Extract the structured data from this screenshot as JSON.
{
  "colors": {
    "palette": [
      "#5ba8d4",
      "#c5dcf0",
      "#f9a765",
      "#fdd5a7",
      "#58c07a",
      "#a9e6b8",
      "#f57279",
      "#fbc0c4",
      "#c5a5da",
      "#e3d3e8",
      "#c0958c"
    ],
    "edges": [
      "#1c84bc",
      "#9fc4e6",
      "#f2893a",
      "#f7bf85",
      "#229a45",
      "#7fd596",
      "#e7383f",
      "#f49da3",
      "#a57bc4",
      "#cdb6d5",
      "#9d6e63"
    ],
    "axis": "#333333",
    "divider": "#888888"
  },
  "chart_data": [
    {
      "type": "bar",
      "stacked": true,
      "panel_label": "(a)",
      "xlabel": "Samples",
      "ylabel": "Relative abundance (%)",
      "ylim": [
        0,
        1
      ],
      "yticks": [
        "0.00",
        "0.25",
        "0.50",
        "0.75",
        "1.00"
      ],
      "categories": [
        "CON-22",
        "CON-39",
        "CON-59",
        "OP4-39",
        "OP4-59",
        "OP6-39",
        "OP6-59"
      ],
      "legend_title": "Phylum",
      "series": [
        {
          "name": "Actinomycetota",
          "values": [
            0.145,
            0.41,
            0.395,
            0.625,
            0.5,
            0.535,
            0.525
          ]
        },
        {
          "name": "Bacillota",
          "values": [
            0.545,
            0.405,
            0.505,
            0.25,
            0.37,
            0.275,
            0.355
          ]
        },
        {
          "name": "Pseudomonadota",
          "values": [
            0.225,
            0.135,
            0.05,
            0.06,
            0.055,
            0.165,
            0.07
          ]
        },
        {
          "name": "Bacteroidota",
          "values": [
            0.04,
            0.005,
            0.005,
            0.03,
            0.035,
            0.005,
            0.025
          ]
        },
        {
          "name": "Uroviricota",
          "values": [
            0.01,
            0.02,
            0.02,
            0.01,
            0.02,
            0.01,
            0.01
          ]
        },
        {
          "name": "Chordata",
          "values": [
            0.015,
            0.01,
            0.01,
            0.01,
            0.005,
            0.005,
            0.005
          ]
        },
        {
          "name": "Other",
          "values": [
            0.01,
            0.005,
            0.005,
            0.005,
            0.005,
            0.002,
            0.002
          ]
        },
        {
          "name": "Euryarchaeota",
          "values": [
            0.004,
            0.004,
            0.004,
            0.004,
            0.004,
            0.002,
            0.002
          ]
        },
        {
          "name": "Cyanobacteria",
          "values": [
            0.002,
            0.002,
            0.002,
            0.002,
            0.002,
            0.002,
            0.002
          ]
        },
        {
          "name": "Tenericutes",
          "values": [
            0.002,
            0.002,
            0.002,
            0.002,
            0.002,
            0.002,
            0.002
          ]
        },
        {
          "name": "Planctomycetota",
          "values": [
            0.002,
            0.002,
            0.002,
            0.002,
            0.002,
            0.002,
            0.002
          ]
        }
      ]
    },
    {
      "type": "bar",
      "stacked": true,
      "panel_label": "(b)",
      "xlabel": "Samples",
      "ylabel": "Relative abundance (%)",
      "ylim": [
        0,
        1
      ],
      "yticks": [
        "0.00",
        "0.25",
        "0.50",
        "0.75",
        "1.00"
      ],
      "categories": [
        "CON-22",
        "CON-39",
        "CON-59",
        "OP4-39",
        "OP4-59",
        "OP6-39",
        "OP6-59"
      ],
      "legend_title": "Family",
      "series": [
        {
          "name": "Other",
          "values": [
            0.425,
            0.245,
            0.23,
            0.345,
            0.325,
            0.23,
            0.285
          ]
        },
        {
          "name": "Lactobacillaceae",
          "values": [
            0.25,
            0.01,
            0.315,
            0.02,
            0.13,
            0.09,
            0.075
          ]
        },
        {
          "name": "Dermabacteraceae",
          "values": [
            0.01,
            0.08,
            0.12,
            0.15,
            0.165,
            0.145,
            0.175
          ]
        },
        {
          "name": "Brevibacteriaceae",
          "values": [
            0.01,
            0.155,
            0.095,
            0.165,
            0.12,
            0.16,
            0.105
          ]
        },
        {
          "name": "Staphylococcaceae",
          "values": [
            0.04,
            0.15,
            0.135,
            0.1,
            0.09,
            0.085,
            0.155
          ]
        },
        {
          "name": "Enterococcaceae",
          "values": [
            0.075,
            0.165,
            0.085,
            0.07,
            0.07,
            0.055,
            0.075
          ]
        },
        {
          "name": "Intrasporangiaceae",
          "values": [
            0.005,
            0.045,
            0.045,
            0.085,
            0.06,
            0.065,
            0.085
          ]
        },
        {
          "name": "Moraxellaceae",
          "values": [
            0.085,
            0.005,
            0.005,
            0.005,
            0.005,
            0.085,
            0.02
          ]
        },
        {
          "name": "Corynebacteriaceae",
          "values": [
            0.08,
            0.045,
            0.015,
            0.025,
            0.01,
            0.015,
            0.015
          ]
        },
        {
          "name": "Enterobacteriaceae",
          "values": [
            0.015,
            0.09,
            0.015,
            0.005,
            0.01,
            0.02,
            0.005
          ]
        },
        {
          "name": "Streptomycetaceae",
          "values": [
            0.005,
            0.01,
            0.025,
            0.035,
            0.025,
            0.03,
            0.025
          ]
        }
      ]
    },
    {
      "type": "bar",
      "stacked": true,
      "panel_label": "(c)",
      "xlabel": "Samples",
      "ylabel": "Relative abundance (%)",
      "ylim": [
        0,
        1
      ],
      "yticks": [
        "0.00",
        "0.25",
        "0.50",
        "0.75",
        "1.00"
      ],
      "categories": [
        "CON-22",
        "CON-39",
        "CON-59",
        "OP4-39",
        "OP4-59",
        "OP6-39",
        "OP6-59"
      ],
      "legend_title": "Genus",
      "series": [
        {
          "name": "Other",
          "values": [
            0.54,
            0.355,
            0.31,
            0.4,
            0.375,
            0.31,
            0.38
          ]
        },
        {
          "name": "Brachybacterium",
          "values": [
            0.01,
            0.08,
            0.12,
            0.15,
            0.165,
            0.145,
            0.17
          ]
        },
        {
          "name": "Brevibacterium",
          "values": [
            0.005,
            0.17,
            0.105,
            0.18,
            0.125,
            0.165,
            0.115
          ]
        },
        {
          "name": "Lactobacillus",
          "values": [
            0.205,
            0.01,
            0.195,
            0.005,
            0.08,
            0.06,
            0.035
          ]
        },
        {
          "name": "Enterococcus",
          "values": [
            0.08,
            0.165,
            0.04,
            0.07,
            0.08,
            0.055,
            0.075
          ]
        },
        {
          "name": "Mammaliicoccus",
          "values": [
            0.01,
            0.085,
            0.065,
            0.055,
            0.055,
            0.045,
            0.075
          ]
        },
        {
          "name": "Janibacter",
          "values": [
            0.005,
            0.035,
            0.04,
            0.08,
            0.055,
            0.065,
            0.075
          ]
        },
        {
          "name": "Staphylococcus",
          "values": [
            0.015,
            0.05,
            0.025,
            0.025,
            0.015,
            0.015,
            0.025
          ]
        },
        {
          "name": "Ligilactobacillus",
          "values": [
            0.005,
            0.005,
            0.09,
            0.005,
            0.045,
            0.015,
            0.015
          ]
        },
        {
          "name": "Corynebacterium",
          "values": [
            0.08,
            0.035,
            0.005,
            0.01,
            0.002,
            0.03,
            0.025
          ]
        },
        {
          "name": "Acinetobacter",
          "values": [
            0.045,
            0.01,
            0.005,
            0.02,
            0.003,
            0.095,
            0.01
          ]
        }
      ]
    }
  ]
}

..............................

### Task details
Reproduce the data exactly, character for character.

### Exercise response
Extract the structured data from this screenshot as JSON.
{
  "colors": {
    "palette": [
      "#5ba8d4",
      "#c5dcf0",
      "#f9a765",
      "#fdd5a7",
      "#58c07a",
      "#a9e6b8",
      "#f57279",
      "#fbc0c4",
      "#c5a5da",
      "#e3d3e8",
      "#c0958c"
    ],
    "edges": [
      "#1c84bc",
      "#9fc4e6",
      "#f2893a",
      "#f7bf85",
      "#229a45",
      "#7fd596",
      "#e7383f",
      "#f49da3",
      "#a57bc4",
      "#cdb6d5",
      "#9d6e63"
    ],
    "axis": "#333333",
    "divider": "#888888"
  },
  "chart_data": [
    {
      "type": "bar",
      "stacked": true,
      "panel_label": "(a)",
      "xlabel": "Samples",
      "ylabel": "Relative abundance (%)",
      "ylim": [
        0,
        1
      ],
      "yticks": [
        "0.00",
        "0.25",
        "0.50",
        "0.75",
        "1.00"
      ],
      "categories": [
        "CON-22",
        "CON-39",
        "CON-59",
        "OP4-39",
        "OP4-59",
        "OP6-39",
        "OP6-59"
      ],
      "legend_title": "Phylum",
      "series": [
        {
          "name": "Actinomycetota",
          "values": [
            0.145,
            0.41,
            0.395,
            0.625,
            0.5,
            0.535,
            0.525
          ]
        },
        {
          "name": "Bacillota",
          "values": [
            0.545,
            0.405,
            0.505,
            0.25,
            0.37,
            0.275,
            0.355
          ]
        },
        {
          "name": "Pseudomonadota",
          "values": [
            0.225,
            0.135,
            0.05,
            0.06,
            0.055,
            0.165,
            0.07
          ]
        },
        {
          "name": "Bacteroidota",
          "values": [
            0.04,
            0.005,
            0.005,
            0.03,
            0.035,
            0.005,
            0.025
          ]
        },
        {
          "name": "Uroviricota",
          "values": [
            0.01,
            0.02,
            0.02,
            0.01,
            0.02,
            0.01,
            0.01
          ]
        },
        {
          "name": "Chordata",
          "values": [
            0.015,
            0.01,
            0.01,
            0.01,
            0.005,
            0.005,
            0.005
          ]
        },
        {
          "name": "Other",
          "values": [
            0.01,
            0.005,
            0.005,
            0.005,
            0.005,
            0.002,
            0.002
          ]
        },
        {
          "name": "Euryarchaeota",
          "values": [
            0.004,
            0.004,
            0.004,
            0.004,
            0.004,
            0.002,
            0.002
          ]
        },
        {
          "name": "Cyanobacteria",
          "values": [
            0.002,
            0.002,
            0.002,
            0.002,
            0.002,
            0.002,
            0.002
          ]
        },
        {
          "name": "Tenericutes",
          "values": [
            0.002,
            0.002,
            0.002,
            0.002,
            0.002,
            0.002,
            0.002
          ]
        },
        {
          "name": "Planctomycetota",
          "values": [
            0.002,
            0.002,
            0.002,
            0.002,
            0.002,
            0.002,
            0.002
          ]
        }
      ]
    },
    {
      "type": "bar",
      "stacked": true,
      "panel_label": "(b)",
      "xlabel": "Samples",
      "ylabel": "Relative abundance (%)",
      "ylim": [
        0,
        1
      ],
      "yticks": [
        "0.00",
        "0.25",
        "0.50",
        "0.75",
        "1.00"
      ],
      "categories": [
        "CON-22",
        "CON-39",
        "CON-59",
        "OP4-39",
        "OP4-59",
        "OP6-39",
        "OP6-59"
      ],
      "legend_title": "Family",
      "series": [
        {
          "name": "Other",
          "values": [
            0.425,
            0.245,
            0.23,
            0.345,
            0.325,
            0.23,
            0.285
          ]
        },
        {
          "name": "Lactobacillaceae",
          "values": [
            0.25,
            0.01,
            0.315,
            0.02,
            0.13,
            0.09,
            0.075
          ]
        },
        {
          "name": "Dermabacteraceae",
          "values": [
            0.01,
            0.08,
            0.12,
            0.15,
            0.165,
            0.145,
            0.175
          ]
        },
        {
          "name": "Brevibacteriaceae",
          "values": [
            0.01,
            0.155,
            0.095,
            0.165,
            0.12,
            0.16,
            0.105
          ]
        },
        {
          "name": "Staphylococcaceae",
          "values": [
            0.04,
            0.15,
            0.135,
            0.1,
            0.09,
            0.085,
            0.155
          ]
        },
        {
          "name": "Enterococcaceae",
          "values": [
            0.075,
            0.165,
            0.085,
            0.07,
            0.07,
            0.055,
            0.075
          ]
        },
        {
          "name": "Intrasporangiaceae",
          "values": [
            0.005,
            0.045,
            0.045,
            0.085,
            0.06,
            0.065,
            0.085
          ]
        },
        {
          "name": "Moraxellaceae",
          "values": [
            0.085,
            0.005,
            0.005,
            0.005,
            0.005,
            0.085,
            0.02
          ]
        },
        {
          "name": "Corynebacteriaceae",
          "values": [
            0.08,
            0.045,
            0.015,
            0.025,
            0.01,
            0.015,
            0.015
          ]
        },
        {
          "name": "Enterobacteriaceae",
          "values": [
            0.015,
            0.09,
            0.015,
            0.005,
            0.01,
            0.02,
            0.005
          ]
        },
        {
          "name": "Streptomycetaceae",
          "values": [
            0.005,
            0.01,
            0.025,
            0.035,
            0.025,
            0.03,
            0.025
          ]
        }
      ]
    },
    {
      "type": "bar",
      "stacked": true,
      "panel_label": "(c)",
      "xlabel": "Samples",
      "ylabel": "Relative abundance (%)",
      "ylim": [
        0,
        1
      ],
      "yticks": [
        "0.00",
        "0.25",
        "0.50",
        "0.75",
        "1.00"
      ],
      "categories": [
        "CON-22",
        "CON-39",
        "CON-59",
        "OP4-39",
        "OP4-59",
        "OP6-39",
        "OP6-59"
      ],
      "legend_title": "Genus",
      "series": [
        {
          "name": "Other",
          "values": [
            0.54,
            0.355,
            0.31,
            0.4,
            0.375,
            0.31,
            0.38
          ]
        },
        {
          "name": "Brachybacterium",
          "values": [
            0.01,
            0.08,
            0.12,
            0.15,
            0.165,
            0.145,
            0.17
          ]
        },
        {
          "name": "Brevibacterium",
          "values": [
            0.005,
            0.17,
            0.105,
            0.18,
            0.125,
            0.165,
            0.115
          ]
        },
        {
          "name": "Lactobacillus",
          "values": [
            0.205,
            0.01,
            0.195,
            0.005,
            0.08,
            0.06,
            0.035
          ]
        },
        {
          "name": "Enterococcus",
          "values": [
            0.08,
            0.165,
            0.04,
            0.07,
            0.08,
            0.055,
            0.075
          ]
        },
        {
          "name": "Mammaliicoccus",
          "values": [
            0.01,
            0.085,
            0.065,
            0.055,
            0.055,
            0.045,
            0.075
          ]
        },
        {
          "name": "Janibacter",
          "values": [
            0.005,
            0.035,
            0.04,
            0.08,
            0.055,
            0.065,
            0.075
          ]
        },
        {
          "name": "Staphylococcus",
          "values": [
            0.015,
            0.05,
            0.025,
            0.025,
            0.015,
            0.015,
            0.025
          ]
        },
        {
          "name": "Ligilactobacillus",
          "values": [
            0.005,
            0.005,
            0.09,
            0.005,
            0.045,
            0.015,
            0.015
          ]
        },
        {
          "name": "Corynebacterium",
          "values": [
            0.08,
            0.035,
            0.005,
            0.01,
            0.002,
            0.03,
            0.025
          ]
        },
        {
          "name": "Acinetobacter",
          "values": [
            0.045,
            0.01,
            0.005,
            0.02,
            0.003,
            0.095,
            0.01
          ]
        }
      ]
    }
  ]
}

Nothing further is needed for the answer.